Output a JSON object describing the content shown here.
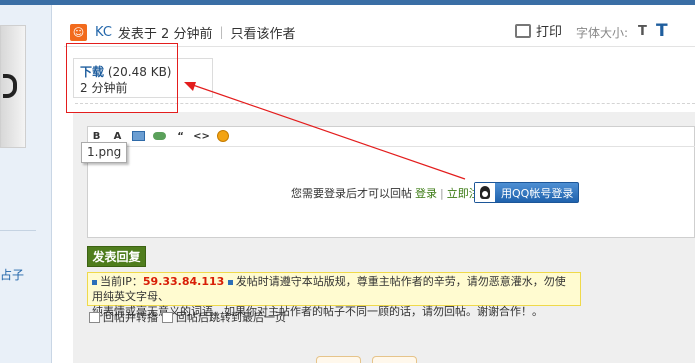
{
  "post_header": {
    "author": "KC",
    "posted": "发表于 2 分钟前",
    "only_author": "只看该作者",
    "print": "打印",
    "font_size_label": "字体大小:",
    "font_small": "T",
    "font_large": "T"
  },
  "attachment": {
    "link_text": "下载",
    "size": "(20.48 KB)",
    "time": "2 分钟前"
  },
  "left_sidebar": {
    "fragment_text": "占子"
  },
  "editor": {
    "toolbar": {
      "bold": "B",
      "font": "A",
      "quote": "“",
      "code": "<>"
    },
    "tooltip": "1.png",
    "login_prompt": "您需要登录后才可以回帖",
    "login": "登录",
    "register": "立即注册",
    "qq_login": "用QQ帐号登录"
  },
  "submit_button": "发表回复",
  "notice": {
    "ip_label": "当前IP：",
    "ip": "59.33.84.113",
    "text1": "发帖时请遵守本站版规，尊重主帖作者的辛劳，请勿恶意灌水，勿使用纯英文字母、",
    "text2": "纯表情或毫无意义的词语。如果你对主帖作者的帖子不同一顾的话，请勿回帖。谢谢合作！。"
  },
  "options": {
    "repost": "回帖并转播",
    "jump_last": "回帖后跳转到最后一页"
  },
  "colors": {
    "annotation_red": "#e31d1d",
    "link_blue": "#1f5e9e",
    "submit_green": "#4f7d1d"
  }
}
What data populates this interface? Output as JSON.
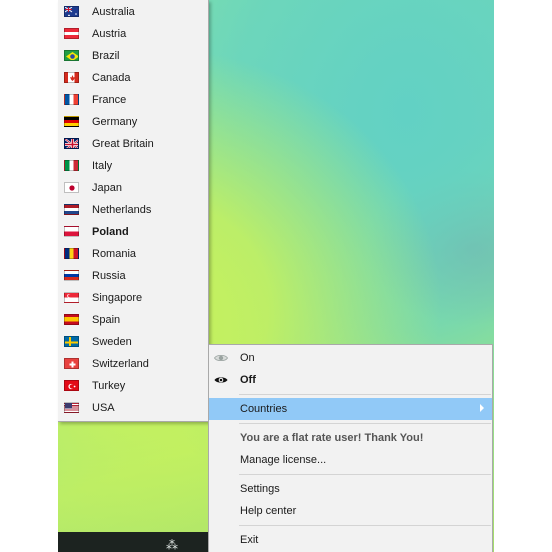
{
  "countries_submenu": {
    "items": [
      {
        "label": "Australia",
        "flag": "australia-flag-icon"
      },
      {
        "label": "Austria",
        "flag": "austria-flag-icon"
      },
      {
        "label": "Brazil",
        "flag": "brazil-flag-icon"
      },
      {
        "label": "Canada",
        "flag": "canada-flag-icon"
      },
      {
        "label": "France",
        "flag": "france-flag-icon"
      },
      {
        "label": "Germany",
        "flag": "germany-flag-icon"
      },
      {
        "label": "Great Britain",
        "flag": "great-britain-flag-icon"
      },
      {
        "label": "Italy",
        "flag": "italy-flag-icon"
      },
      {
        "label": "Japan",
        "flag": "japan-flag-icon"
      },
      {
        "label": "Netherlands",
        "flag": "netherlands-flag-icon"
      },
      {
        "label": "Poland",
        "flag": "poland-flag-icon",
        "selected": true
      },
      {
        "label": "Romania",
        "flag": "romania-flag-icon"
      },
      {
        "label": "Russia",
        "flag": "russia-flag-icon"
      },
      {
        "label": "Singapore",
        "flag": "singapore-flag-icon"
      },
      {
        "label": "Spain",
        "flag": "spain-flag-icon"
      },
      {
        "label": "Sweden",
        "flag": "sweden-flag-icon"
      },
      {
        "label": "Switzerland",
        "flag": "switzerland-flag-icon"
      },
      {
        "label": "Turkey",
        "flag": "turkey-flag-icon"
      },
      {
        "label": "USA",
        "flag": "usa-flag-icon"
      }
    ]
  },
  "tray_menu": {
    "on_label": "On",
    "off_label": "Off",
    "countries_label": "Countries",
    "status_text": "You are a flat rate user! Thank You!",
    "manage_license_label": "Manage license...",
    "settings_label": "Settings",
    "help_center_label": "Help center",
    "exit_label": "Exit"
  },
  "colors": {
    "menu_background": "#f2f2f2",
    "highlight": "#91c9f7"
  }
}
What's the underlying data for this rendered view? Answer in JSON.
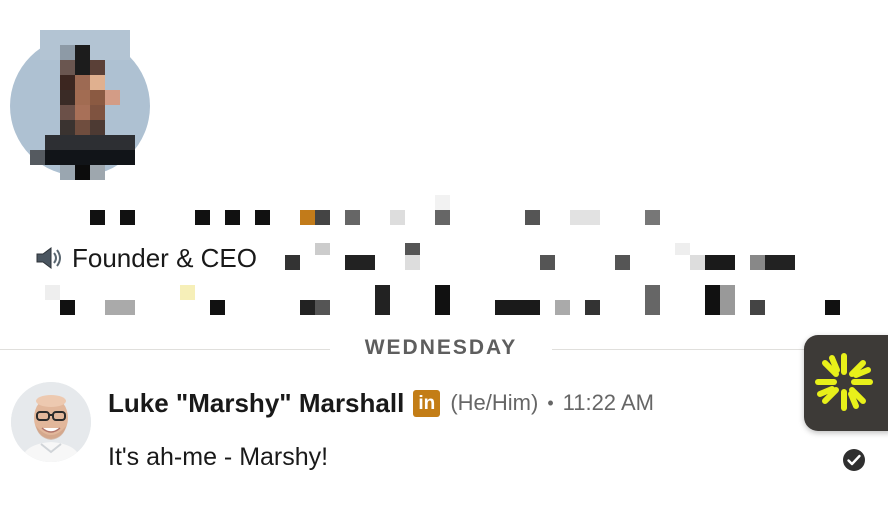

---+---

● Your instructions:
From the listing above, print every entry precisely and drop the pictures.

● Output of the exercise:
Output a JSON object describing the content shown here.
{
  "post_header": {
    "author": "KC",
    "posted": "发表于 2 分钟前",
    "only_author": "只看该作者",
    "print": "打印",
    "font_size_label": "字体大小:",
    "font_small": "T",
    "font_large": "T"
  },
  "attachment": {
    "link_text": "下载",
    "size": "(20.48 KB)",
    "time": "2 分钟前"
  },
  "left_sidebar": {
    "fragment_text": "占子"
  },
  "editor": {
    "toolbar": {
      "bold": "B",
      "font": "A",
      "quote": "“",
      "code": "<>"
    },
    "tooltip": "1.png",
    "login_prompt": "您需要登录后才可以回帖",
    "login": "登录",
    "register": "立即注册",
    "qq_login": "用QQ帐号登录"
  },
  "submit_button": "发表回复",
  "notice": {
    "ip_label": "当前IP：",
    "ip": "59.33.84.113",
    "text1": "发帖时请遵守本站版规，尊重主帖作者的辛劳，请勿恶意灌水，勿使用纯英文字母、",
    "text2": "纯表情或毫无意义的词语。如果你对主帖作者的帖子不同一顾的话，请勿回帖。谢谢合作！。"
  },
  "options": {
    "repost": "回帖并转播",
    "jump_last": "回帖后跳转到最后一页"
  },
  "colors": {
    "annotation_red": "#e31d1d",
    "link_blue": "#1f5e9e",
    "submit_green": "#4f7d1d"
  }
}
What data populates this interface? Output as JSON.
{
  "countries_submenu": {
    "items": [
      {
        "label": "Australia",
        "flag": "australia-flag-icon"
      },
      {
        "label": "Austria",
        "flag": "austria-flag-icon"
      },
      {
        "label": "Brazil",
        "flag": "brazil-flag-icon"
      },
      {
        "label": "Canada",
        "flag": "canada-flag-icon"
      },
      {
        "label": "France",
        "flag": "france-flag-icon"
      },
      {
        "label": "Germany",
        "flag": "germany-flag-icon"
      },
      {
        "label": "Great Britain",
        "flag": "great-britain-flag-icon"
      },
      {
        "label": "Italy",
        "flag": "italy-flag-icon"
      },
      {
        "label": "Japan",
        "flag": "japan-flag-icon"
      },
      {
        "label": "Netherlands",
        "flag": "netherlands-flag-icon"
      },
      {
        "label": "Poland",
        "flag": "poland-flag-icon",
        "selected": true
      },
      {
        "label": "Romania",
        "flag": "romania-flag-icon"
      },
      {
        "label": "Russia",
        "flag": "russia-flag-icon"
      },
      {
        "label": "Singapore",
        "flag": "singapore-flag-icon"
      },
      {
        "label": "Spain",
        "flag": "spain-flag-icon"
      },
      {
        "label": "Sweden",
        "flag": "sweden-flag-icon"
      },
      {
        "label": "Switzerland",
        "flag": "switzerland-flag-icon"
      },
      {
        "label": "Turkey",
        "flag": "turkey-flag-icon"
      },
      {
        "label": "USA",
        "flag": "usa-flag-icon"
      }
    ]
  },
  "tray_menu": {
    "on_label": "On",
    "off_label": "Off",
    "countries_label": "Countries",
    "status_text": "You are a flat rate user! Thank You!",
    "manage_license_label": "Manage license...",
    "settings_label": "Settings",
    "help_center_label": "Help center",
    "exit_label": "Exit"
  },
  "colors": {
    "menu_background": "#f2f2f2",
    "highlight": "#91c9f7"
  }
}
What's the underlying data for this rendered view? Answer in JSON.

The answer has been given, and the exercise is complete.